## SUPPLIED MATERIAL
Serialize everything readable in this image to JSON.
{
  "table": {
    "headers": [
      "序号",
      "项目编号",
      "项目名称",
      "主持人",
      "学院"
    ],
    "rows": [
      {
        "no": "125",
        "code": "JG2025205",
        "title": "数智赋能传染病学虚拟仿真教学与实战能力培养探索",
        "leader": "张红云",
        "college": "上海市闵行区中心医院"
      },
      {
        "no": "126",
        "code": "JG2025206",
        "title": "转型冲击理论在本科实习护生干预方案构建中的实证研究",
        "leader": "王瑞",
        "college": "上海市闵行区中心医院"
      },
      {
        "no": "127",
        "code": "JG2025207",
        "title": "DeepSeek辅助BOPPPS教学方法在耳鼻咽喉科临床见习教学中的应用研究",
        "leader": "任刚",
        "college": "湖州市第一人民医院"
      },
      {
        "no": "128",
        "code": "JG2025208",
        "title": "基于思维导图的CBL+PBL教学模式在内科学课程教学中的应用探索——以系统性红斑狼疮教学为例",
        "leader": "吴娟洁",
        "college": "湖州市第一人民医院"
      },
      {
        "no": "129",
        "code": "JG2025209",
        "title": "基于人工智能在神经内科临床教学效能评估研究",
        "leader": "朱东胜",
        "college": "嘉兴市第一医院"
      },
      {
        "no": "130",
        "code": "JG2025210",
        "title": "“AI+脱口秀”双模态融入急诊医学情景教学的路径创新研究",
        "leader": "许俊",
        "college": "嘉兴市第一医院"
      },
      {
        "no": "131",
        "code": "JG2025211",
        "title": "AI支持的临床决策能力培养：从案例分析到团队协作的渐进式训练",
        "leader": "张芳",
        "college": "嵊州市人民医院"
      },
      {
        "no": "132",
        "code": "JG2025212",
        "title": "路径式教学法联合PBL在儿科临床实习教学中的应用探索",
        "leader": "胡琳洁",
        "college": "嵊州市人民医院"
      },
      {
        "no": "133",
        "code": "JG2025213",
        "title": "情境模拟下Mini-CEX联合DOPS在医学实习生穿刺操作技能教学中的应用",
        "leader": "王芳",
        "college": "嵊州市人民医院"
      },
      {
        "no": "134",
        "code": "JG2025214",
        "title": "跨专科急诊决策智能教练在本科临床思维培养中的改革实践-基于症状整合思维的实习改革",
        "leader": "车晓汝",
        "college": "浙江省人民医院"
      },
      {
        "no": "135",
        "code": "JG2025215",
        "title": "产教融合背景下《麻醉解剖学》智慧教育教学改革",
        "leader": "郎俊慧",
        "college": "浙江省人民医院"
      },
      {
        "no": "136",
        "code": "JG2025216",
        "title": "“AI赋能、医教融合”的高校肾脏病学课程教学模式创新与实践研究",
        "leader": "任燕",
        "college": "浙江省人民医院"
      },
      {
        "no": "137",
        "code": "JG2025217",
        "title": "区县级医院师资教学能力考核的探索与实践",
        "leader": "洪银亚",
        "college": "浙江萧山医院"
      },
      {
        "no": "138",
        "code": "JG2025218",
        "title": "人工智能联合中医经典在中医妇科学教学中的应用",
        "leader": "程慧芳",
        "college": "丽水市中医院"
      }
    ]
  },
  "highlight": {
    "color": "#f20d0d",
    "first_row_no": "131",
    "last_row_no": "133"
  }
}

## WHAT YOU SHOULD DO
Reproduce each line verbatim.

## SOLUTION FOR THIS TASK
Serialize everything readable in this image to JSON.
{
  "table": {
    "headers": [
      "序号",
      "项目编号",
      "项目名称",
      "主持人",
      "学院"
    ],
    "rows": [
      {
        "no": "125",
        "code": "JG2025205",
        "title": "数智赋能传染病学虚拟仿真教学与实战能力培养探索",
        "leader": "张红云",
        "college": "上海市闵行区中心医院"
      },
      {
        "no": "126",
        "code": "JG2025206",
        "title": "转型冲击理论在本科实习护生干预方案构建中的实证研究",
        "leader": "王瑞",
        "college": "上海市闵行区中心医院"
      },
      {
        "no": "127",
        "code": "JG2025207",
        "title": "DeepSeek辅助BOPPPS教学方法在耳鼻咽喉科临床见习教学中的应用研究",
        "leader": "任刚",
        "college": "湖州市第一人民医院"
      },
      {
        "no": "128",
        "code": "JG2025208",
        "title": "基于思维导图的CBL+PBL教学模式在内科学课程教学中的应用探索——以系统性红斑狼疮教学为例",
        "leader": "吴娟洁",
        "college": "湖州市第一人民医院"
      },
      {
        "no": "129",
        "code": "JG2025209",
        "title": "基于人工智能在神经内科临床教学效能评估研究",
        "leader": "朱东胜",
        "college": "嘉兴市第一医院"
      },
      {
        "no": "130",
        "code": "JG2025210",
        "title": "“AI+脱口秀”双模态融入急诊医学情景教学的路径创新研究",
        "leader": "许俊",
        "college": "嘉兴市第一医院"
      },
      {
        "no": "131",
        "code": "JG2025211",
        "title": "AI支持的临床决策能力培养：从案例分析到团队协作的渐进式训练",
        "leader": "张芳",
        "college": "嵊州市人民医院"
      },
      {
        "no": "132",
        "code": "JG2025212",
        "title": "路径式教学法联合PBL在儿科临床实习教学中的应用探索",
        "leader": "胡琳洁",
        "college": "嵊州市人民医院"
      },
      {
        "no": "133",
        "code": "JG2025213",
        "title": "情境模拟下Mini-CEX联合DOPS在医学实习生穿刺操作技能教学中的应用",
        "leader": "王芳",
        "college": "嵊州市人民医院"
      },
      {
        "no": "134",
        "code": "JG2025214",
        "title": "跨专科急诊决策智能教练在本科临床思维培养中的改革实践-基于症状整合思维的实习改革",
        "leader": "车晓汝",
        "college": "浙江省人民医院"
      },
      {
        "no": "135",
        "code": "JG2025215",
        "title": "产教融合背景下《麻醉解剖学》智慧教育教学改革",
        "leader": "郎俊慧",
        "college": "浙江省人民医院"
      },
      {
        "no": "136",
        "code": "JG2025216",
        "title": "“AI赋能、医教融合”的高校肾脏病学课程教学模式创新与实践研究",
        "leader": "任燕",
        "college": "浙江省人民医院"
      },
      {
        "no": "137",
        "code": "JG2025217",
        "title": "区县级医院师资教学能力考核的探索与实践",
        "leader": "洪银亚",
        "college": "浙江萧山医院"
      },
      {
        "no": "138",
        "code": "JG2025218",
        "title": "人工智能联合中医经典在中医妇科学教学中的应用",
        "leader": "程慧芳",
        "college": "丽水市中医院"
      }
    ]
  },
  "highlight": {
    "color": "#f20d0d",
    "first_row_no": "131",
    "last_row_no": "133"
  }
}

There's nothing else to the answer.